- Recorded data -
********************

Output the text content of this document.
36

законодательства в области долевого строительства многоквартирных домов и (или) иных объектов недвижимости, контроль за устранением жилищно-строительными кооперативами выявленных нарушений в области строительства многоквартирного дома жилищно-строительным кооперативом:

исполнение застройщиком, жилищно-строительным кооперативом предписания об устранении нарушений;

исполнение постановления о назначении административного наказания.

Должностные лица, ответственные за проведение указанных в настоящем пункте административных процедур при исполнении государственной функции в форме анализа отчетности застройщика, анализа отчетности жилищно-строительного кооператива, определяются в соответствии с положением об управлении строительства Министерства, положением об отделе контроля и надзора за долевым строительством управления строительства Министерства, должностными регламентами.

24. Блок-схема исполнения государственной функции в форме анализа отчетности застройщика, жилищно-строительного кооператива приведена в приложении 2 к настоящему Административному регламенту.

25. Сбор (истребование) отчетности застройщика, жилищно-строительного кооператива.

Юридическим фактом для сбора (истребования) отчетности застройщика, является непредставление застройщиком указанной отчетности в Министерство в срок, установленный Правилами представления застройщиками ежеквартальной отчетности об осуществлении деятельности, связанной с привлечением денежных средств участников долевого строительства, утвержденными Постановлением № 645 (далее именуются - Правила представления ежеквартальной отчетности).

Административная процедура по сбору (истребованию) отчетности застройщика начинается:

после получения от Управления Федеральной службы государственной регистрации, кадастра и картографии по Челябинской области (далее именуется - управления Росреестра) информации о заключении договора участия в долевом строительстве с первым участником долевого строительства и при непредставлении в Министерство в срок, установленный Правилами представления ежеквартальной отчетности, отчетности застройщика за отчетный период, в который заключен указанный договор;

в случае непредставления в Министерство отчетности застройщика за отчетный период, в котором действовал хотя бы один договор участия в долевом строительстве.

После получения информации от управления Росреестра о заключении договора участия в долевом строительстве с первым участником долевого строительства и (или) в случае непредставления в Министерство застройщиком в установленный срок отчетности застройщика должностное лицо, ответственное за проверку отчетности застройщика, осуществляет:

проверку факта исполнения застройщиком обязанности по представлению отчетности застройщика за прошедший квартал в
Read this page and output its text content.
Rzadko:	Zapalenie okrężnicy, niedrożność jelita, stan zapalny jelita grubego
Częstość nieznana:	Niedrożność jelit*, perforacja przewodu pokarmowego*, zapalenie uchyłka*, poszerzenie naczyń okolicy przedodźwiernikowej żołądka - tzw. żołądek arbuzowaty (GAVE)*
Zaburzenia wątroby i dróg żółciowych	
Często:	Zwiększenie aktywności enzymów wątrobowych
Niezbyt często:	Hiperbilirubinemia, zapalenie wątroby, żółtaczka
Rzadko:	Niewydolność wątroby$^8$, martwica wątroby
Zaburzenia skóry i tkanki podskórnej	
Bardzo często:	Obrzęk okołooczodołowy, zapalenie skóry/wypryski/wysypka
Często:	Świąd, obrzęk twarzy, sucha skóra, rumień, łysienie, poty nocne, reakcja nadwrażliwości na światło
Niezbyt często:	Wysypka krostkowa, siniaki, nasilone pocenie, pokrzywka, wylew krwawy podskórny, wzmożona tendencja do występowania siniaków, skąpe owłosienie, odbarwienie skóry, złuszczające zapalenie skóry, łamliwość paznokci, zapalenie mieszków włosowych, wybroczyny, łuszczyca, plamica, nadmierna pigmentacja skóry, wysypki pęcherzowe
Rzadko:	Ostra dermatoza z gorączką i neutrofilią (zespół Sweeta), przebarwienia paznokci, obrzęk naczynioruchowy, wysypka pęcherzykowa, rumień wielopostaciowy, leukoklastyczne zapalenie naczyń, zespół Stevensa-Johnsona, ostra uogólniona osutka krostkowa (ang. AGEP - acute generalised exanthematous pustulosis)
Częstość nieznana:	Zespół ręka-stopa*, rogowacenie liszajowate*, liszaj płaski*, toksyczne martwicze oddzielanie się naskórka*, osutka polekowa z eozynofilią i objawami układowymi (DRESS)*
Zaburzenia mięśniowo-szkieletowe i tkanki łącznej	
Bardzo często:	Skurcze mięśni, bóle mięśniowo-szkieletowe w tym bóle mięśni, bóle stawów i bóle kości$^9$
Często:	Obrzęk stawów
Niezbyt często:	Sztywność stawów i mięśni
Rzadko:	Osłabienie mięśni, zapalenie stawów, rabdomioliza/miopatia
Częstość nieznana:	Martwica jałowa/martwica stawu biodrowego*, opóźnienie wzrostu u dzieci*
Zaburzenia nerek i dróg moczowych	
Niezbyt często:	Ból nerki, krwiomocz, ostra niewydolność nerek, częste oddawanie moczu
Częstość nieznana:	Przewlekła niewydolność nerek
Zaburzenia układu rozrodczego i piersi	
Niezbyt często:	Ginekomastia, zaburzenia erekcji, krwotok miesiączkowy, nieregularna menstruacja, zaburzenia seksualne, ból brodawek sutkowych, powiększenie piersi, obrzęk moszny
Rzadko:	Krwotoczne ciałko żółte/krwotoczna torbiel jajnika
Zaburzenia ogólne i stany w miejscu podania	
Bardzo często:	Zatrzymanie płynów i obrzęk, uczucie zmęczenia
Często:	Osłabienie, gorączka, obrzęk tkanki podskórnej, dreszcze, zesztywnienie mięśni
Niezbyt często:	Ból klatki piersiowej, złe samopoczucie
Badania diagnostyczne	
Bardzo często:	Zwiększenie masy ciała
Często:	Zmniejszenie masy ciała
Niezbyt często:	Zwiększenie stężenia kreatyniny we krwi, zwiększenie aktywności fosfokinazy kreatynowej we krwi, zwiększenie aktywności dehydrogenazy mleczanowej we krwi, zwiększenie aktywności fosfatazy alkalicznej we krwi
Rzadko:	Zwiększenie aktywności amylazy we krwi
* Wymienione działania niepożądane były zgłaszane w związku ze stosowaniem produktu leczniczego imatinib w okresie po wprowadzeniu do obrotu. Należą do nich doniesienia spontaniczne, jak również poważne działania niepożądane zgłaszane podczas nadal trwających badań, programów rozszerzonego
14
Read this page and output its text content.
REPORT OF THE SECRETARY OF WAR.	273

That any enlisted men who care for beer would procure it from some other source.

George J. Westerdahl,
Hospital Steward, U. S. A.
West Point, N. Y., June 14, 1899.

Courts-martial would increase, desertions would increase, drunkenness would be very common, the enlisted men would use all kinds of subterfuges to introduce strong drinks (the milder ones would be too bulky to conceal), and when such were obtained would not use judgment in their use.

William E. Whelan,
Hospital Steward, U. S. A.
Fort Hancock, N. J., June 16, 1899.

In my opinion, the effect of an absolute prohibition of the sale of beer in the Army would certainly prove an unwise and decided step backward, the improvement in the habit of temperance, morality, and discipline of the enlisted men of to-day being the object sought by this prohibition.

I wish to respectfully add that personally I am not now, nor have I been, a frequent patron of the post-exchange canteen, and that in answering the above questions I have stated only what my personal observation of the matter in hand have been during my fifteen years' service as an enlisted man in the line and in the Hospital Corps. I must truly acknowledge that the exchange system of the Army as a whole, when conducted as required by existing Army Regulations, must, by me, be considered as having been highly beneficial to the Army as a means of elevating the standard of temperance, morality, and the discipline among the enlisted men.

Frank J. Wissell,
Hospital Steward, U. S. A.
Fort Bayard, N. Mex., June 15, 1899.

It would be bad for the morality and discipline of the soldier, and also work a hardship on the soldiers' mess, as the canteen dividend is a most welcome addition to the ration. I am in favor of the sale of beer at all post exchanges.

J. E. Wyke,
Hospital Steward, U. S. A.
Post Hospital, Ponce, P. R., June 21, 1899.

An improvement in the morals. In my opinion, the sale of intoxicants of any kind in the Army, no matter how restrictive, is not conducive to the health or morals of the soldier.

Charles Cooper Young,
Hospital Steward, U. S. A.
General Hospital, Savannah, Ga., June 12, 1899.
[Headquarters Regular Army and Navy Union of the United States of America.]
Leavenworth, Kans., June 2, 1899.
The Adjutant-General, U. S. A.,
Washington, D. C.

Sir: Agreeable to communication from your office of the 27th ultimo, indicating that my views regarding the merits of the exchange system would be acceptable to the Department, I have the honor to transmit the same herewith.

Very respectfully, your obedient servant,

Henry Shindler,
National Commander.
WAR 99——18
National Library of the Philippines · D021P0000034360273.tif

********************

- What is needed -
Wherever "информации" shows up in a line, copy that line.

- Written reply -
после получения от Управления Федеральной службы государственной регистрации, кадастра и картографии по Челябинской области (далее именуется - управления Росреестра) информации о заключении договора участия в долевом строительстве с первым участником долевого строительства и при непредставлении в Министерство в срок, установленный Правилами представления ежеквартальной отчетности, отчетности застройщика за отчетный период, в который заключен указанный договор;
После получения информации от управления Росреестра о заключении договора участия в долевом строительстве с первым участником долевого строительства и (или) в случае непредставления в Министерство застройщиком в установленный срок отчетности застройщика должностное лицо, ответственное за проверку отчетности застройщика, осуществляет:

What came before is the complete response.